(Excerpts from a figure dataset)
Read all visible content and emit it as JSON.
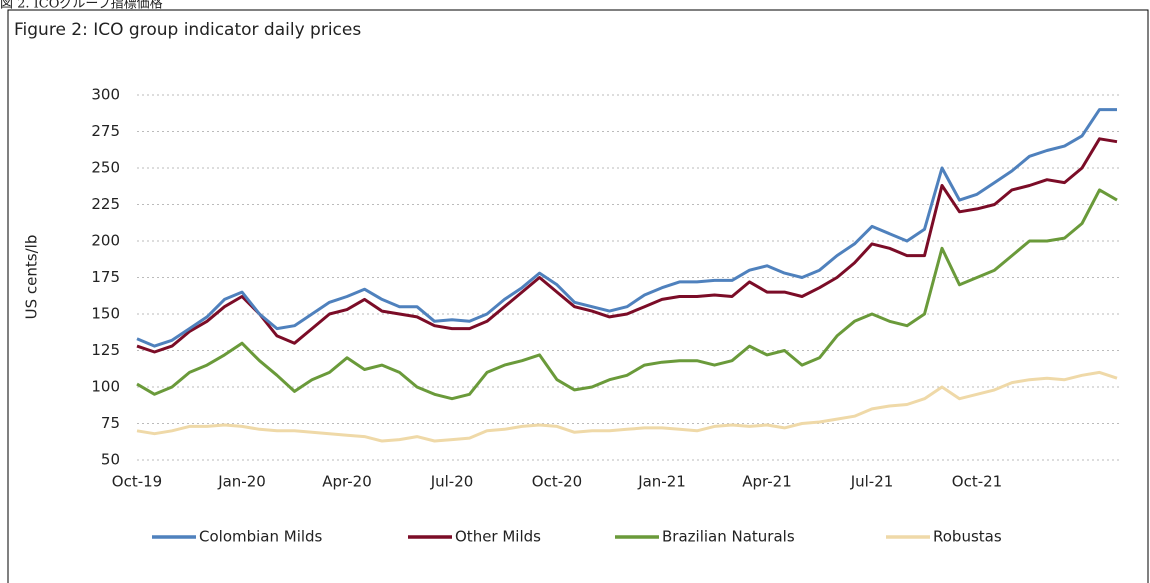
{
  "caption": "図 2. ICOグループ指標価格",
  "chart_data": {
    "type": "line",
    "title": "Figure 2: ICO group indicator daily prices",
    "ylabel": "US cents/lb",
    "categories": [
      "Oct-19",
      null,
      null,
      null,
      null,
      null,
      "Jan-20",
      null,
      null,
      null,
      null,
      null,
      "Apr-20",
      null,
      null,
      null,
      null,
      null,
      "Jul-20",
      null,
      null,
      null,
      null,
      null,
      "Oct-20",
      null,
      null,
      null,
      null,
      null,
      "Jan-21",
      null,
      null,
      null,
      null,
      null,
      "Apr-21",
      null,
      null,
      null,
      null,
      null,
      "Jul-21",
      null,
      null,
      null,
      null,
      null,
      "Oct-21",
      null,
      null,
      null,
      null,
      null,
      null,
      null,
      null
    ],
    "series": [
      {
        "name": "Colombian Milds",
        "color": "#4f81bd",
        "values": [
          133,
          128,
          132,
          140,
          148,
          160,
          165,
          150,
          140,
          142,
          150,
          158,
          162,
          167,
          160,
          155,
          155,
          145,
          146,
          145,
          150,
          160,
          168,
          178,
          170,
          158,
          155,
          152,
          155,
          163,
          168,
          172,
          172,
          173,
          173,
          180,
          183,
          178,
          175,
          180,
          190,
          198,
          210,
          205,
          200,
          208,
          250,
          228,
          232,
          240,
          248,
          258,
          262,
          265,
          272,
          290,
          290
        ]
      },
      {
        "name": "Other Milds",
        "color": "#7b0c27",
        "values": [
          128,
          124,
          128,
          138,
          145,
          155,
          162,
          150,
          135,
          130,
          140,
          150,
          153,
          160,
          152,
          150,
          148,
          142,
          140,
          140,
          145,
          155,
          165,
          175,
          165,
          155,
          152,
          148,
          150,
          155,
          160,
          162,
          162,
          163,
          162,
          172,
          165,
          165,
          162,
          168,
          175,
          185,
          198,
          195,
          190,
          190,
          238,
          220,
          222,
          225,
          235,
          238,
          242,
          240,
          250,
          270,
          268
        ]
      },
      {
        "name": "Brazilian Naturals",
        "color": "#6a9a3a",
        "values": [
          102,
          95,
          100,
          110,
          115,
          122,
          130,
          118,
          108,
          97,
          105,
          110,
          120,
          112,
          115,
          110,
          100,
          95,
          92,
          95,
          110,
          115,
          118,
          122,
          105,
          98,
          100,
          105,
          108,
          115,
          117,
          118,
          118,
          115,
          118,
          128,
          122,
          125,
          115,
          120,
          135,
          145,
          150,
          145,
          142,
          150,
          195,
          170,
          175,
          180,
          190,
          200,
          200,
          202,
          212,
          235,
          228
        ]
      },
      {
        "name": "Robustas",
        "color": "#efd9a8",
        "values": [
          70,
          68,
          70,
          73,
          73,
          74,
          73,
          71,
          70,
          70,
          69,
          68,
          67,
          66,
          63,
          64,
          66,
          63,
          64,
          65,
          70,
          71,
          73,
          74,
          73,
          69,
          70,
          70,
          71,
          72,
          72,
          71,
          70,
          73,
          74,
          73,
          74,
          72,
          75,
          76,
          78,
          80,
          85,
          87,
          88,
          92,
          100,
          92,
          95,
          98,
          103,
          105,
          106,
          105,
          108,
          110,
          106
        ]
      }
    ],
    "ylim": [
      50,
      300
    ],
    "yticks": [
      50,
      75,
      100,
      125,
      150,
      175,
      200,
      225,
      250,
      275,
      300
    ],
    "grid": true,
    "legend": "bottom"
  }
}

▸ **WRITTEN REQUEST**
Print the full listing exactly, dropping the pictures.

▸ **EXERCISE RESULT**
Read all visible content and emit it as JSON.
{
  "caption": "図 2. ICOグループ指標価格",
  "chart_data": {
    "type": "line",
    "title": "Figure 2: ICO group indicator daily prices",
    "ylabel": "US cents/lb",
    "categories": [
      "Oct-19",
      null,
      null,
      null,
      null,
      null,
      "Jan-20",
      null,
      null,
      null,
      null,
      null,
      "Apr-20",
      null,
      null,
      null,
      null,
      null,
      "Jul-20",
      null,
      null,
      null,
      null,
      null,
      "Oct-20",
      null,
      null,
      null,
      null,
      null,
      "Jan-21",
      null,
      null,
      null,
      null,
      null,
      "Apr-21",
      null,
      null,
      null,
      null,
      null,
      "Jul-21",
      null,
      null,
      null,
      null,
      null,
      "Oct-21",
      null,
      null,
      null,
      null,
      null,
      null,
      null,
      null
    ],
    "series": [
      {
        "name": "Colombian Milds",
        "color": "#4f81bd",
        "values": [
          133,
          128,
          132,
          140,
          148,
          160,
          165,
          150,
          140,
          142,
          150,
          158,
          162,
          167,
          160,
          155,
          155,
          145,
          146,
          145,
          150,
          160,
          168,
          178,
          170,
          158,
          155,
          152,
          155,
          163,
          168,
          172,
          172,
          173,
          173,
          180,
          183,
          178,
          175,
          180,
          190,
          198,
          210,
          205,
          200,
          208,
          250,
          228,
          232,
          240,
          248,
          258,
          262,
          265,
          272,
          290,
          290
        ]
      },
      {
        "name": "Other Milds",
        "color": "#7b0c27",
        "values": [
          128,
          124,
          128,
          138,
          145,
          155,
          162,
          150,
          135,
          130,
          140,
          150,
          153,
          160,
          152,
          150,
          148,
          142,
          140,
          140,
          145,
          155,
          165,
          175,
          165,
          155,
          152,
          148,
          150,
          155,
          160,
          162,
          162,
          163,
          162,
          172,
          165,
          165,
          162,
          168,
          175,
          185,
          198,
          195,
          190,
          190,
          238,
          220,
          222,
          225,
          235,
          238,
          242,
          240,
          250,
          270,
          268
        ]
      },
      {
        "name": "Brazilian Naturals",
        "color": "#6a9a3a",
        "values": [
          102,
          95,
          100,
          110,
          115,
          122,
          130,
          118,
          108,
          97,
          105,
          110,
          120,
          112,
          115,
          110,
          100,
          95,
          92,
          95,
          110,
          115,
          118,
          122,
          105,
          98,
          100,
          105,
          108,
          115,
          117,
          118,
          118,
          115,
          118,
          128,
          122,
          125,
          115,
          120,
          135,
          145,
          150,
          145,
          142,
          150,
          195,
          170,
          175,
          180,
          190,
          200,
          200,
          202,
          212,
          235,
          228
        ]
      },
      {
        "name": "Robustas",
        "color": "#efd9a8",
        "values": [
          70,
          68,
          70,
          73,
          73,
          74,
          73,
          71,
          70,
          70,
          69,
          68,
          67,
          66,
          63,
          64,
          66,
          63,
          64,
          65,
          70,
          71,
          73,
          74,
          73,
          69,
          70,
          70,
          71,
          72,
          72,
          71,
          70,
          73,
          74,
          73,
          74,
          72,
          75,
          76,
          78,
          80,
          85,
          87,
          88,
          92,
          100,
          92,
          95,
          98,
          103,
          105,
          106,
          105,
          108,
          110,
          106
        ]
      }
    ],
    "ylim": [
      50,
      300
    ],
    "yticks": [
      50,
      75,
      100,
      125,
      150,
      175,
      200,
      225,
      250,
      275,
      300
    ],
    "grid": true,
    "legend": "bottom"
  }
}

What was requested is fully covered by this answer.